* _Task details_
Set the data down again, exactly as it reads, but without the pictures.

A run of records:
■ ■ ■ ■ ■ ■ ■

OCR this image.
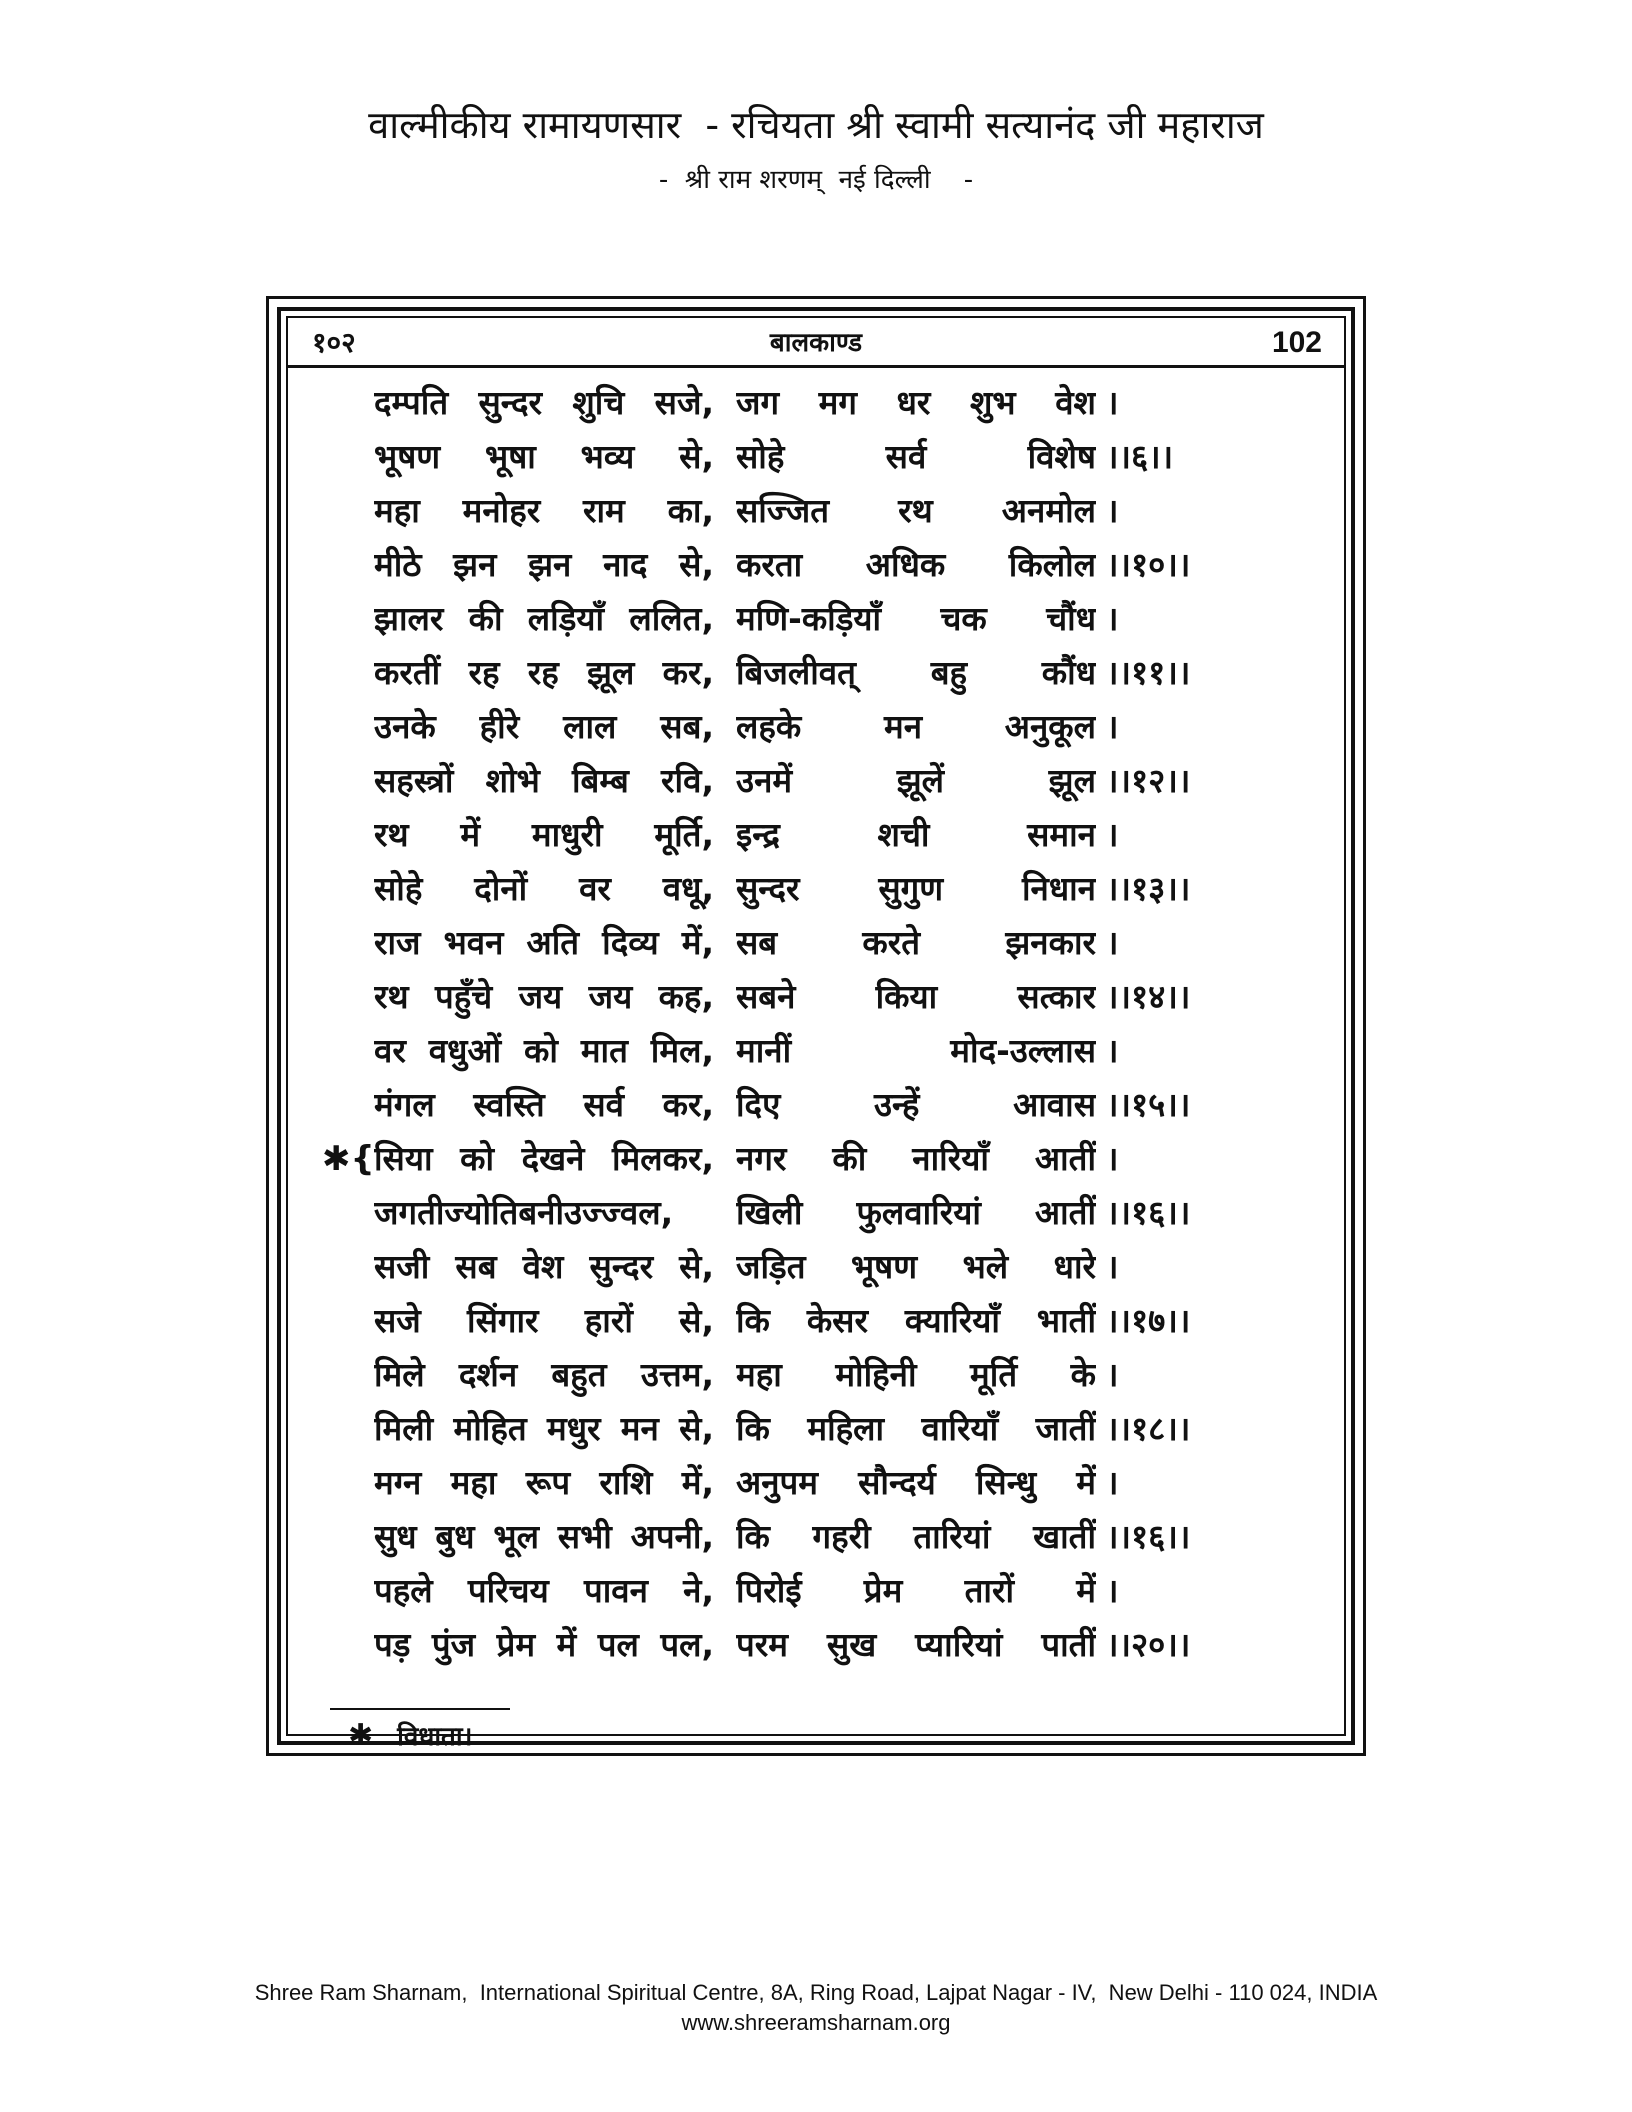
वाल्मीकीय रामायणसार  - रचियता श्री स्वामी सत्यानंद जी महाराज
-  श्री राम शरणम्  नई दिल्ली    -
१०२	बालकाण्ड	102
दम्पति सुन्दर शुचि सजे, जग मग धर शुभ वेश ।
भूषण भूषा भव्य से, सोहे सर्व विशेष ।।६।।
महा मनोहर राम का, सज्जित रथ अनमोल ।
मीठे झन झन नाद से, करता अधिक किलोल ।।१०।।
झालर की लड़ियाँ ललित, मणि-कड़ियाँ चक चौंध ।
करतीं रह रह झूल कर, बिजलीवत् बहु कौंध ।।११।।
उनके हीरे लाल सब, लहके मन अनुकूल ।
सहस्त्रों शोभे बिम्ब रवि, उनमें झूलें झूल ।।१२।।
रथ में माधुरी मूर्ति, इन्द्र शची समान ।
सोहे दोनों वर वधू, सुन्दर सुगुण निधान ।।१३।।
राज भवन अति दिव्य में, सब करते झनकार ।
रथ पहुँचे जय जय कह, सबने किया सत्कार ।।१४।।
वर वधुओं को मात मिल, मानीं मोद-उल्लास ।
मंगल स्वस्ति सर्व कर, दिए उन्हें आवास ।।१५।।
✱{ सिया को देखने मिलकर, नगर की नारियाँ आतीं ।
जगतीज्योतिबनीउज्ज्वल,	खिली फुलवारियां आतीं ।।१६।।
सजी सब वेश सुन्दर से, जड़ित भूषण भले धारे ।
सजे सिंगार हारों से, कि केसर क्यारियाँ भातीं ।।१७।।
मिले दर्शन बहुत उत्तम, महा मोहिनी मूर्ति के ।
मिली मोहित मधुर मन से, कि महिला वारियाँ जातीं ।।१८।।
मग्न महा रूप राशि में, अनुपम सौन्दर्य सिन्धु में ।
सुध बुध भूल सभी अपनी, कि गहरी तारियां खातीं ।।१६।।
पहले परिचय पावन ने, पिरोई प्रेम तारों में ।
पड़ पुंज प्रेम में पल पल, परम सुख प्यारियां पातीं ।।२०।।
✱ विधाता।
Shree Ram Sharnam,  International Spiritual Centre, 8A, Ring Road, Lajpat Nagar - IV,  New Delhi - 110 024, INDIA
www.shreeramsharnam.org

■ ■ ■ ■ ■ ■ ■

* _Solution for this exercise_
OCR this image.
वाल्मीकीय रामायणसार  - रचियता श्री स्वामी सत्यानंद जी महाराज
-  श्री राम शरणम्  नई दिल्ली    -
१०२	बालकाण्ड	102
दम्पति सुन्दर शुचि सजे, जग मग धर शुभ वेश ।
भूषण भूषा भव्य से, सोहे सर्व विशेष ।।६।।
महा मनोहर राम का, सज्जित रथ अनमोल ।
मीठे झन झन नाद से, करता अधिक किलोल ।।१०।।
झालर की लड़ियाँ ललित, मणि-कड़ियाँ चक चौंध ।
करतीं रह रह झूल कर, बिजलीवत् बहु कौंध ।।११।।
उनके हीरे लाल सब, लहके मन अनुकूल ।
सहस्त्रों शोभे बिम्ब रवि, उनमें झूलें झूल ।।१२।।
रथ में माधुरी मूर्ति, इन्द्र शची समान ।
सोहे दोनों वर वधू, सुन्दर सुगुण निधान ।।१३।।
राज भवन अति दिव्य में, सब करते झनकार ।
रथ पहुँचे जय जय कह, सबने किया सत्कार ।।१४।।
वर वधुओं को मात मिल, मानीं मोद-उल्लास ।
मंगल स्वस्ति सर्व कर, दिए उन्हें आवास ।।१५।।
✱{ सिया को देखने मिलकर, नगर की नारियाँ आतीं ।
जगतीज्योतिबनीउज्ज्वल,	खिली फुलवारियां आतीं ।।१६।।
सजी सब वेश सुन्दर से, जड़ित भूषण भले धारे ।
सजे सिंगार हारों से, कि केसर क्यारियाँ भातीं ।।१७।।
मिले दर्शन बहुत उत्तम, महा मोहिनी मूर्ति के ।
मिली मोहित मधुर मन से, कि महिला वारियाँ जातीं ।।१८।।
मग्न महा रूप राशि में, अनुपम सौन्दर्य सिन्धु में ।
सुध बुध भूल सभी अपनी, कि गहरी तारियां खातीं ।।१६।।
पहले परिचय पावन ने, पिरोई प्रेम तारों में ।
पड़ पुंज प्रेम में पल पल, परम सुख प्यारियां पातीं ।।२०।।
✱ विधाता।
Shree Ram Sharnam,  International Spiritual Centre, 8A, Ring Road, Lajpat Nagar - IV,  New Delhi - 110 024, INDIA
www.shreeramsharnam.org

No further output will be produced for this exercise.